— Task details —
Isolate every line in the data with the string "JSON" and copy it.

## START Data records

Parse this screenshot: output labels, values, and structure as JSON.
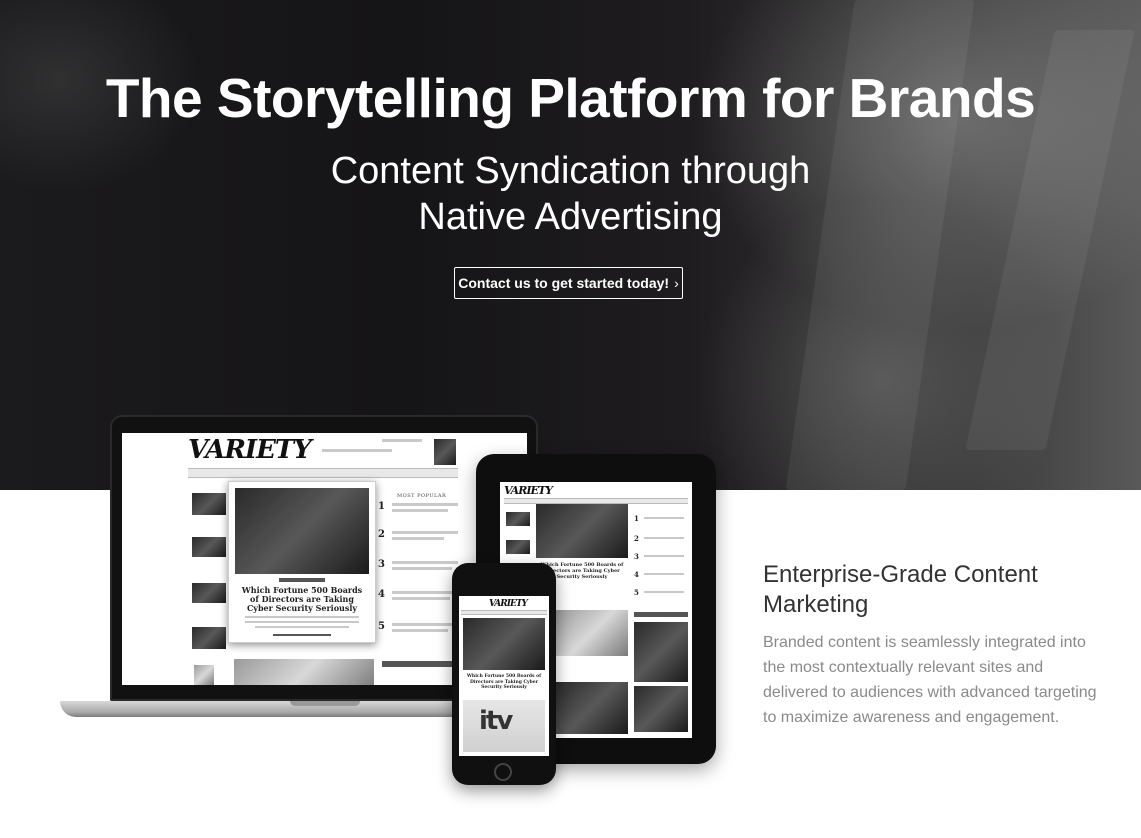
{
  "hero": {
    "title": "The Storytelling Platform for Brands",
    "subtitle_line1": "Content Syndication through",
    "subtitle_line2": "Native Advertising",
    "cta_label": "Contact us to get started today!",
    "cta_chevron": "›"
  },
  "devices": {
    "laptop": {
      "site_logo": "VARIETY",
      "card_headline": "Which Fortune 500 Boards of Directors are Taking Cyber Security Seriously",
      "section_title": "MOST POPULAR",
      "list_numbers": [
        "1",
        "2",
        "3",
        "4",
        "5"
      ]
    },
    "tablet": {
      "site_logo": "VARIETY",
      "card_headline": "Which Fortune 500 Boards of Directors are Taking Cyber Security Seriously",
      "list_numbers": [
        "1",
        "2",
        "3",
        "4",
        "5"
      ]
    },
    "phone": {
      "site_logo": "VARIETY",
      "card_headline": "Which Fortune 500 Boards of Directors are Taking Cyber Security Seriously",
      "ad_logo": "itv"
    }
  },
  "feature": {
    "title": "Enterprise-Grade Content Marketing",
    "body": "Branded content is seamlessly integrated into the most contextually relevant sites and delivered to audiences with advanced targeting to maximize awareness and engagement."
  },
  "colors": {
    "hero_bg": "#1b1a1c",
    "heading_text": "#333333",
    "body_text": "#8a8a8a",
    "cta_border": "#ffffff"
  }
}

## END Data records
## START Data records

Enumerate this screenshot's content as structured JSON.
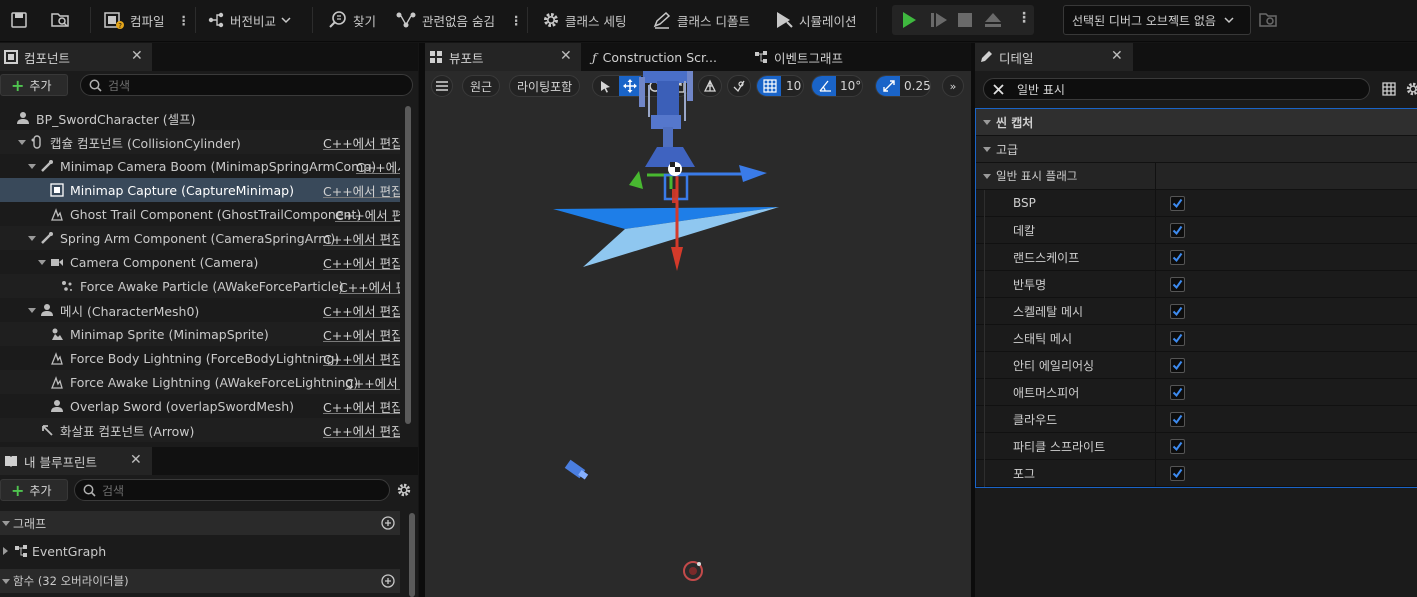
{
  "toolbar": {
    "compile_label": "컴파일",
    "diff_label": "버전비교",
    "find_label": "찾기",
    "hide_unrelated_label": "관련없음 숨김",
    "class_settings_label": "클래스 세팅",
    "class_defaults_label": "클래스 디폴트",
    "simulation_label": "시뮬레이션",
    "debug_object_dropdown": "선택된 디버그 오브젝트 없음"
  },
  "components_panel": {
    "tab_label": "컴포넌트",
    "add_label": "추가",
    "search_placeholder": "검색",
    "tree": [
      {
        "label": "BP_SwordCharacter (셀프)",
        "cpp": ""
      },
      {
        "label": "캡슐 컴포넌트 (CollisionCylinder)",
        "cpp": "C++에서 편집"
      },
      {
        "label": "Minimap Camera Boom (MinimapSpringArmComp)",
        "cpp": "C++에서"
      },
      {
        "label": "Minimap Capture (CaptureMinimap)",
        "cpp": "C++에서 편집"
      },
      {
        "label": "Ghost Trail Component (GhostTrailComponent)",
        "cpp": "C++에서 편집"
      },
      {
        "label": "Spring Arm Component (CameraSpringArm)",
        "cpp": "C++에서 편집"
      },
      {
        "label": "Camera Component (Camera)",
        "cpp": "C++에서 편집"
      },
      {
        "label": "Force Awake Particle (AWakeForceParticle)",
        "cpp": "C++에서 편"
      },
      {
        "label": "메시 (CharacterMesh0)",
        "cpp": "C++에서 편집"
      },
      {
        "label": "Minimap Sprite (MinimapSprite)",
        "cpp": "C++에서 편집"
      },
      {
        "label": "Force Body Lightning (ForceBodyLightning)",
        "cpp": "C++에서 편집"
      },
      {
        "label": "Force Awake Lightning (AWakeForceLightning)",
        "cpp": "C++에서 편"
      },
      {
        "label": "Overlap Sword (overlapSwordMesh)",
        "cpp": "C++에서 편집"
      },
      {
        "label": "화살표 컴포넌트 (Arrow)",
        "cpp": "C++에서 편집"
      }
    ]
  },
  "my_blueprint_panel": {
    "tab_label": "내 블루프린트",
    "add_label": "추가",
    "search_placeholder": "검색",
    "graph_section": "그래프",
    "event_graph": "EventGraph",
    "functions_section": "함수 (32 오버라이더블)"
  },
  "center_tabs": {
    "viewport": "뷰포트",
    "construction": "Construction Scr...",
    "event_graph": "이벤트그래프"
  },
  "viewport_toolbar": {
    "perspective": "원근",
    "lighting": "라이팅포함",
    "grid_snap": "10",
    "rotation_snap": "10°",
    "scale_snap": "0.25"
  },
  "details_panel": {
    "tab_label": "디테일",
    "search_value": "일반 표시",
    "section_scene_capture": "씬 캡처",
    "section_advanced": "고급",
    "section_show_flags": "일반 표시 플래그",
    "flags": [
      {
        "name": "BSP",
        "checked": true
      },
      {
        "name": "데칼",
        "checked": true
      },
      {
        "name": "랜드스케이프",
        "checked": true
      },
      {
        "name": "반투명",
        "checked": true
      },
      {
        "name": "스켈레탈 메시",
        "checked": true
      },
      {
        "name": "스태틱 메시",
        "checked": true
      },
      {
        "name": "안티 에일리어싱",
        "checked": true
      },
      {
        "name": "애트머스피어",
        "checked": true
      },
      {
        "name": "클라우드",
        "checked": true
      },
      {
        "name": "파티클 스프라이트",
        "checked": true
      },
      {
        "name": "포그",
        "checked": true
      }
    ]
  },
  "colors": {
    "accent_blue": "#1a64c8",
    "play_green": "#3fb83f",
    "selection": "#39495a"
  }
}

## END Data records

— Result for this exercise —
Parse this screenshot: output labels, values, and structure as JSON.
Enumerate this screenshot's content as structured JSON.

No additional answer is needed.